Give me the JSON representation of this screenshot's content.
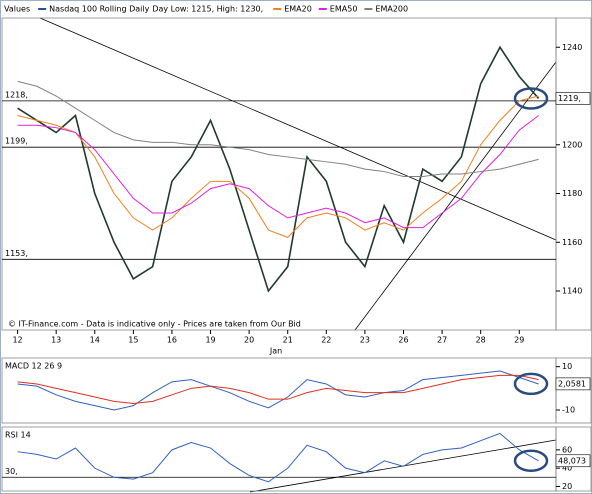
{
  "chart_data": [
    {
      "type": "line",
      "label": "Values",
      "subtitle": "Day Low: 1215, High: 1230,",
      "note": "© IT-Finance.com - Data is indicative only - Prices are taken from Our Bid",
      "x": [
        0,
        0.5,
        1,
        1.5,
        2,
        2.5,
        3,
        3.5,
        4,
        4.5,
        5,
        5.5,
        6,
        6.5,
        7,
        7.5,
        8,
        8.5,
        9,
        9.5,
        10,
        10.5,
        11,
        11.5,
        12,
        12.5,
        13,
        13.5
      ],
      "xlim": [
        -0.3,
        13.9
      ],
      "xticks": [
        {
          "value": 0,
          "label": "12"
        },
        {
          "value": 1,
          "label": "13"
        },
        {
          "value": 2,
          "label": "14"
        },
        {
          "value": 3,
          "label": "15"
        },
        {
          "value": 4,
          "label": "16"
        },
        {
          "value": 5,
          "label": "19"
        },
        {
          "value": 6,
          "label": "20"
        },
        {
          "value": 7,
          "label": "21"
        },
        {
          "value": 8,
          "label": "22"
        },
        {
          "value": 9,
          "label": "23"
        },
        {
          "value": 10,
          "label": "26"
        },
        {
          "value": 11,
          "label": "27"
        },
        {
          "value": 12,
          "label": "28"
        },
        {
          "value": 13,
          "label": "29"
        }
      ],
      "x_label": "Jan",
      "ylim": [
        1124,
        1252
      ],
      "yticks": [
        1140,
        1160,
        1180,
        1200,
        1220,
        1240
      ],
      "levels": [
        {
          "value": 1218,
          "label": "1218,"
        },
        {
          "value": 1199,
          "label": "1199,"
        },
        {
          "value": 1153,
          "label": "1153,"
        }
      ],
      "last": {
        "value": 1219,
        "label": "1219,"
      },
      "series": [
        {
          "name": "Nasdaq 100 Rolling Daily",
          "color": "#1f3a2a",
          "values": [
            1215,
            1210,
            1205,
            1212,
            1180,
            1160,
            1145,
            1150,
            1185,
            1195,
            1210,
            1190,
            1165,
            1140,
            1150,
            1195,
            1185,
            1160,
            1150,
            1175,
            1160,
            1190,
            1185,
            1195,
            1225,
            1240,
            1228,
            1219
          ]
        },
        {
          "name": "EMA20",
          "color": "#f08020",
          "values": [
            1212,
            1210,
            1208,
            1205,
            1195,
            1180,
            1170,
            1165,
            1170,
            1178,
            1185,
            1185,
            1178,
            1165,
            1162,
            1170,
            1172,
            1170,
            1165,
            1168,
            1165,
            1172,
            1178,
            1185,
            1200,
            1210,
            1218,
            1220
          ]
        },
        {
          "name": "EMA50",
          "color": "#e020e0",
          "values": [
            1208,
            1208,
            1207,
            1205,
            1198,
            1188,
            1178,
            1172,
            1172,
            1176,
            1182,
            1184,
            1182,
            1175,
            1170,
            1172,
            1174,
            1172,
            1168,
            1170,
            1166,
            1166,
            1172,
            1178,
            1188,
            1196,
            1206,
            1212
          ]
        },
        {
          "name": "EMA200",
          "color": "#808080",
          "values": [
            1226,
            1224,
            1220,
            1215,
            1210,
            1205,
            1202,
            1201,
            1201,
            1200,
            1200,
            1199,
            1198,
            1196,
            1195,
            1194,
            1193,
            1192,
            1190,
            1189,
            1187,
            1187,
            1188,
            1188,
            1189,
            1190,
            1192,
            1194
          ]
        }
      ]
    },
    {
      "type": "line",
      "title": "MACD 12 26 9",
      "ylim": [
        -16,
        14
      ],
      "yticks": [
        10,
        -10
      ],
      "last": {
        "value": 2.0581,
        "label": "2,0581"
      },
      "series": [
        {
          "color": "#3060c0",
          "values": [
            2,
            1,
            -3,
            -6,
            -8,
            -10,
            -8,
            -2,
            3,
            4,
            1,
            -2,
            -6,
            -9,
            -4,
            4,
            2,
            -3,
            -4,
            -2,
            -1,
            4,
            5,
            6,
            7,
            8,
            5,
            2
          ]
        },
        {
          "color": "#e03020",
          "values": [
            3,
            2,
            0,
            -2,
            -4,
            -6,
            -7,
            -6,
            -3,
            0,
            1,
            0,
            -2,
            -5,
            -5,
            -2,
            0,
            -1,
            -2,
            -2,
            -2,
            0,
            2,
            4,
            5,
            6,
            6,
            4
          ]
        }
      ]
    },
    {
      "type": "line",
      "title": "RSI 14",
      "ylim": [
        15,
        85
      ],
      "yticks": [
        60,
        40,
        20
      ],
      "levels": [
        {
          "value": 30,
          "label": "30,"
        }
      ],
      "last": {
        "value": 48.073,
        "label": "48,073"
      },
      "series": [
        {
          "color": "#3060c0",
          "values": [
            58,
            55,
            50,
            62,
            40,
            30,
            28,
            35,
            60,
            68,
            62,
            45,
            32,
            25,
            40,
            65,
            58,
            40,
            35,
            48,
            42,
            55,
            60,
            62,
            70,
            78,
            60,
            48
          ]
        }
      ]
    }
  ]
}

Written exercise: Reproduce all of the entries word for word, skipping any pictures they hold.

Result of the exercise:
Give me the JSON representation of this screenshot's content.
{
  "chart_data": [
    {
      "type": "line",
      "label": "Values",
      "subtitle": "Day Low: 1215, High: 1230,",
      "note": "© IT-Finance.com - Data is indicative only - Prices are taken from Our Bid",
      "x": [
        0,
        0.5,
        1,
        1.5,
        2,
        2.5,
        3,
        3.5,
        4,
        4.5,
        5,
        5.5,
        6,
        6.5,
        7,
        7.5,
        8,
        8.5,
        9,
        9.5,
        10,
        10.5,
        11,
        11.5,
        12,
        12.5,
        13,
        13.5
      ],
      "xlim": [
        -0.3,
        13.9
      ],
      "xticks": [
        {
          "value": 0,
          "label": "12"
        },
        {
          "value": 1,
          "label": "13"
        },
        {
          "value": 2,
          "label": "14"
        },
        {
          "value": 3,
          "label": "15"
        },
        {
          "value": 4,
          "label": "16"
        },
        {
          "value": 5,
          "label": "19"
        },
        {
          "value": 6,
          "label": "20"
        },
        {
          "value": 7,
          "label": "21"
        },
        {
          "value": 8,
          "label": "22"
        },
        {
          "value": 9,
          "label": "23"
        },
        {
          "value": 10,
          "label": "26"
        },
        {
          "value": 11,
          "label": "27"
        },
        {
          "value": 12,
          "label": "28"
        },
        {
          "value": 13,
          "label": "29"
        }
      ],
      "x_label": "Jan",
      "ylim": [
        1124,
        1252
      ],
      "yticks": [
        1140,
        1160,
        1180,
        1200,
        1220,
        1240
      ],
      "levels": [
        {
          "value": 1218,
          "label": "1218,"
        },
        {
          "value": 1199,
          "label": "1199,"
        },
        {
          "value": 1153,
          "label": "1153,"
        }
      ],
      "last": {
        "value": 1219,
        "label": "1219,"
      },
      "series": [
        {
          "name": "Nasdaq 100 Rolling Daily",
          "color": "#1f3a2a",
          "values": [
            1215,
            1210,
            1205,
            1212,
            1180,
            1160,
            1145,
            1150,
            1185,
            1195,
            1210,
            1190,
            1165,
            1140,
            1150,
            1195,
            1185,
            1160,
            1150,
            1175,
            1160,
            1190,
            1185,
            1195,
            1225,
            1240,
            1228,
            1219
          ]
        },
        {
          "name": "EMA20",
          "color": "#f08020",
          "values": [
            1212,
            1210,
            1208,
            1205,
            1195,
            1180,
            1170,
            1165,
            1170,
            1178,
            1185,
            1185,
            1178,
            1165,
            1162,
            1170,
            1172,
            1170,
            1165,
            1168,
            1165,
            1172,
            1178,
            1185,
            1200,
            1210,
            1218,
            1220
          ]
        },
        {
          "name": "EMA50",
          "color": "#e020e0",
          "values": [
            1208,
            1208,
            1207,
            1205,
            1198,
            1188,
            1178,
            1172,
            1172,
            1176,
            1182,
            1184,
            1182,
            1175,
            1170,
            1172,
            1174,
            1172,
            1168,
            1170,
            1166,
            1166,
            1172,
            1178,
            1188,
            1196,
            1206,
            1212
          ]
        },
        {
          "name": "EMA200",
          "color": "#808080",
          "values": [
            1226,
            1224,
            1220,
            1215,
            1210,
            1205,
            1202,
            1201,
            1201,
            1200,
            1200,
            1199,
            1198,
            1196,
            1195,
            1194,
            1193,
            1192,
            1190,
            1189,
            1187,
            1187,
            1188,
            1188,
            1189,
            1190,
            1192,
            1194
          ]
        }
      ]
    },
    {
      "type": "line",
      "title": "MACD 12 26 9",
      "ylim": [
        -16,
        14
      ],
      "yticks": [
        10,
        -10
      ],
      "last": {
        "value": 2.0581,
        "label": "2,0581"
      },
      "series": [
        {
          "color": "#3060c0",
          "values": [
            2,
            1,
            -3,
            -6,
            -8,
            -10,
            -8,
            -2,
            3,
            4,
            1,
            -2,
            -6,
            -9,
            -4,
            4,
            2,
            -3,
            -4,
            -2,
            -1,
            4,
            5,
            6,
            7,
            8,
            5,
            2
          ]
        },
        {
          "color": "#e03020",
          "values": [
            3,
            2,
            0,
            -2,
            -4,
            -6,
            -7,
            -6,
            -3,
            0,
            1,
            0,
            -2,
            -5,
            -5,
            -2,
            0,
            -1,
            -2,
            -2,
            -2,
            0,
            2,
            4,
            5,
            6,
            6,
            4
          ]
        }
      ]
    },
    {
      "type": "line",
      "title": "RSI 14",
      "ylim": [
        15,
        85
      ],
      "yticks": [
        60,
        40,
        20
      ],
      "levels": [
        {
          "value": 30,
          "label": "30,"
        }
      ],
      "last": {
        "value": 48.073,
        "label": "48,073"
      },
      "series": [
        {
          "color": "#3060c0",
          "values": [
            58,
            55,
            50,
            62,
            40,
            30,
            28,
            35,
            60,
            68,
            62,
            45,
            32,
            25,
            40,
            65,
            58,
            40,
            35,
            48,
            42,
            55,
            60,
            62,
            70,
            78,
            60,
            48
          ]
        }
      ]
    }
  ]
}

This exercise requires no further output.